Search the material for "text" and show all lines that contain it.

Recorded data
=======
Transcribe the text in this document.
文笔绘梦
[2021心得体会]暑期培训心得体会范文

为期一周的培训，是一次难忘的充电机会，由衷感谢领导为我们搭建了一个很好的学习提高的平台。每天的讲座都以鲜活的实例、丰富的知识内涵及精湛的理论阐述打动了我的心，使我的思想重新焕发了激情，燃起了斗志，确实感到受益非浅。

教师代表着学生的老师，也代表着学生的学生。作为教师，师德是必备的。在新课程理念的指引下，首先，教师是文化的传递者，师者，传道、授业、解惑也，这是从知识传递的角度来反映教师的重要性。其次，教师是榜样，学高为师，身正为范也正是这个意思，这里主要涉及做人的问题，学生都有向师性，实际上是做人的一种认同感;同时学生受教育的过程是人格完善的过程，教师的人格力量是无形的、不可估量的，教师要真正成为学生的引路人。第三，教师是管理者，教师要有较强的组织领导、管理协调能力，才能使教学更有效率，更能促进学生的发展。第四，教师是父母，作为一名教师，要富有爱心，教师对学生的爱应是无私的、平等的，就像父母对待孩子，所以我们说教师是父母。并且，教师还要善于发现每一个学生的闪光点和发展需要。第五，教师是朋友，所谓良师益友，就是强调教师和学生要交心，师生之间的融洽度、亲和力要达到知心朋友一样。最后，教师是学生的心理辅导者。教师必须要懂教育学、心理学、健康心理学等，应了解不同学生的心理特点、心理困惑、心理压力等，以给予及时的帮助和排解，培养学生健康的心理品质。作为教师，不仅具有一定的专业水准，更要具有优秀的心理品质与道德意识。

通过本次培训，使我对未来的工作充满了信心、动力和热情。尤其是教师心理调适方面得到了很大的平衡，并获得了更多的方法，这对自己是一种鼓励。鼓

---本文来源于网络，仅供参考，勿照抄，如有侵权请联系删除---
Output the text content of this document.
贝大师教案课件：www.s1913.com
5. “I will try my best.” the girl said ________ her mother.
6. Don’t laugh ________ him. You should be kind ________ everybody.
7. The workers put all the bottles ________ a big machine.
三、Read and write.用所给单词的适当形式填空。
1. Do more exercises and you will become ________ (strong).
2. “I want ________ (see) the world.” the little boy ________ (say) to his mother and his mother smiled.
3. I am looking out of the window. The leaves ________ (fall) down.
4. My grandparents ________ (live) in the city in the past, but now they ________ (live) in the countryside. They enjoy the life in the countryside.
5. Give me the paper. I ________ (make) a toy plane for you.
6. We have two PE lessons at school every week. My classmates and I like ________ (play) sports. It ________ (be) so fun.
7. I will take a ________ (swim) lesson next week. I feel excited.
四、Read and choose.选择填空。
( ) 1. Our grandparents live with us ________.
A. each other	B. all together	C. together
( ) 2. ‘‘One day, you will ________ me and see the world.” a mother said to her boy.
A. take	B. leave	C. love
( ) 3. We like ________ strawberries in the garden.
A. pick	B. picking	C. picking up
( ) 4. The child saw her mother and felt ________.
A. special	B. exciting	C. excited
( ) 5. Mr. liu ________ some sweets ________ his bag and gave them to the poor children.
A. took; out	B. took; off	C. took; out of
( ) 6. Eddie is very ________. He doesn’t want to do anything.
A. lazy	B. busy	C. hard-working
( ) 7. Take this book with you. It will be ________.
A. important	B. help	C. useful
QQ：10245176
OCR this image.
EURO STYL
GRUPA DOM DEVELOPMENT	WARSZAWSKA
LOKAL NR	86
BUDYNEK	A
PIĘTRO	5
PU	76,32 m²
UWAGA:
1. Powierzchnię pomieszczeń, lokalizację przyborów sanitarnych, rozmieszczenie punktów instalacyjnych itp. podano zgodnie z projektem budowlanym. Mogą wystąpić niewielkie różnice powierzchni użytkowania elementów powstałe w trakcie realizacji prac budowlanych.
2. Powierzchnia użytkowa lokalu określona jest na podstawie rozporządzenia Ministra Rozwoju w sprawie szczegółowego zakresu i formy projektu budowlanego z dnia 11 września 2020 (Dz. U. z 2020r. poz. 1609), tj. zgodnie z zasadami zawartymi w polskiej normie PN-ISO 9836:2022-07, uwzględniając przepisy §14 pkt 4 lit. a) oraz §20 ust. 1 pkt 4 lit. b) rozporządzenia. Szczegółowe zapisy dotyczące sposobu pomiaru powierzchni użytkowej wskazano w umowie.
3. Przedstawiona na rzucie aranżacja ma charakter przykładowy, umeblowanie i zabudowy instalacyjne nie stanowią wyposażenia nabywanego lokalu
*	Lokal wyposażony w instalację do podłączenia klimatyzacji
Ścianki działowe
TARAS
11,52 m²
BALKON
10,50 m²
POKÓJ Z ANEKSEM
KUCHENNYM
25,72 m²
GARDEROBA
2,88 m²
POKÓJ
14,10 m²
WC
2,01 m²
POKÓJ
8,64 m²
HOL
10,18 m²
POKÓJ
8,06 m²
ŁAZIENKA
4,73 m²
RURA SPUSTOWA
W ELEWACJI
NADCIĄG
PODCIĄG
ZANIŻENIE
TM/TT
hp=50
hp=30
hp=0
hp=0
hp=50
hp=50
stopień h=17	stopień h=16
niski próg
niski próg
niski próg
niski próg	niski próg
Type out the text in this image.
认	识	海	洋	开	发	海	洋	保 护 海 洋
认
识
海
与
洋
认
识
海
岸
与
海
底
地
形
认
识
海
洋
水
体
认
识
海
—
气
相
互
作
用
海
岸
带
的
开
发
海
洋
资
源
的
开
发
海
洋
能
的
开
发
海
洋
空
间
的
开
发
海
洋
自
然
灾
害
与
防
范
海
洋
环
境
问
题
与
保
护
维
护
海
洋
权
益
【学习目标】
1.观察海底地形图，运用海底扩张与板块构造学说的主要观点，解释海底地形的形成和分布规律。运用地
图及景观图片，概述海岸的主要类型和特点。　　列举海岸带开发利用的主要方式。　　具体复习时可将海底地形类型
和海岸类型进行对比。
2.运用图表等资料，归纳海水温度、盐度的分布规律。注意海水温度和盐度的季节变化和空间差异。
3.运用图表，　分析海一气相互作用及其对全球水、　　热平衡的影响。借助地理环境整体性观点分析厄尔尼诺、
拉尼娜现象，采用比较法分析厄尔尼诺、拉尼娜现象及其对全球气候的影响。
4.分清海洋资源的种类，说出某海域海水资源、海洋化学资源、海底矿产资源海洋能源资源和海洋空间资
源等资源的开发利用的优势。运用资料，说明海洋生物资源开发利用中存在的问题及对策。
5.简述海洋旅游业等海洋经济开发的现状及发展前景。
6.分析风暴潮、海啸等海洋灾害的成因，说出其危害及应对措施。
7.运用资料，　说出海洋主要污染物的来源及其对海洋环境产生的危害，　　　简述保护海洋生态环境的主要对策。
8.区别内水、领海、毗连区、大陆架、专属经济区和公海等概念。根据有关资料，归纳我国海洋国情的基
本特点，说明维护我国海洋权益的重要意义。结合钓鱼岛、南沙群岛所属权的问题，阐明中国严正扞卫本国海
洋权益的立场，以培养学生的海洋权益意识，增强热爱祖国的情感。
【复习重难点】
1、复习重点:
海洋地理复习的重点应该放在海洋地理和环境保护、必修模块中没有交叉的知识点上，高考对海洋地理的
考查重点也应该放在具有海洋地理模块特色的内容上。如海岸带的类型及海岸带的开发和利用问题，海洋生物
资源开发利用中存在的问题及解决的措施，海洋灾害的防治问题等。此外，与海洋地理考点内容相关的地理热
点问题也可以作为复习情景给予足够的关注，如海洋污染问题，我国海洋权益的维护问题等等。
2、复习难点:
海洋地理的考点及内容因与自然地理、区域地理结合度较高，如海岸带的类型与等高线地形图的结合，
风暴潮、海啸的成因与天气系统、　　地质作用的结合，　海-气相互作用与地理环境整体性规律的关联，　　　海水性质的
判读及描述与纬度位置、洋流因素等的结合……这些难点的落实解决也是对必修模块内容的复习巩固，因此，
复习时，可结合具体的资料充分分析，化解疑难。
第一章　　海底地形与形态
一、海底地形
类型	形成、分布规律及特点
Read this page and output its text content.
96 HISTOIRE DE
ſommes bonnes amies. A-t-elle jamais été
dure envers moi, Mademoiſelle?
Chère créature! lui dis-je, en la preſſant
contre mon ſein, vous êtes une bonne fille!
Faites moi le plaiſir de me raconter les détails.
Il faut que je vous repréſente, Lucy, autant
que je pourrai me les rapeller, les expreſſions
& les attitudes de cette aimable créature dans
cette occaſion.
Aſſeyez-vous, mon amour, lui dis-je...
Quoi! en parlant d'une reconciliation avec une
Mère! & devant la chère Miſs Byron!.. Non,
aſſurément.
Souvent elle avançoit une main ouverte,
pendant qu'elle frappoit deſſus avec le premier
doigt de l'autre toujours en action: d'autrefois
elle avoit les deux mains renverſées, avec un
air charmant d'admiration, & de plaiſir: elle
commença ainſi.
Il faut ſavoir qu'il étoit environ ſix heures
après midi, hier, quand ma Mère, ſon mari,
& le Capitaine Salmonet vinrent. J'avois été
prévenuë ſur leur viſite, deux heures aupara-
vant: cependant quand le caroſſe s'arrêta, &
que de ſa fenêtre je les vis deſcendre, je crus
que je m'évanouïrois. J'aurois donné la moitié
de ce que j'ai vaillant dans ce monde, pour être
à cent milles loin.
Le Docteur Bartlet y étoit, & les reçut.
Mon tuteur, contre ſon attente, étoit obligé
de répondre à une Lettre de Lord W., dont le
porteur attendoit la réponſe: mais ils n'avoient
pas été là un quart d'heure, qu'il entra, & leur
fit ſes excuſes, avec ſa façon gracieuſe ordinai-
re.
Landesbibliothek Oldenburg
=======
▸ **TASK ANSWER**:
Transcribe the text in this document.
Output the text content of this document.
Type out the text in this image.
Read this page and output its text content.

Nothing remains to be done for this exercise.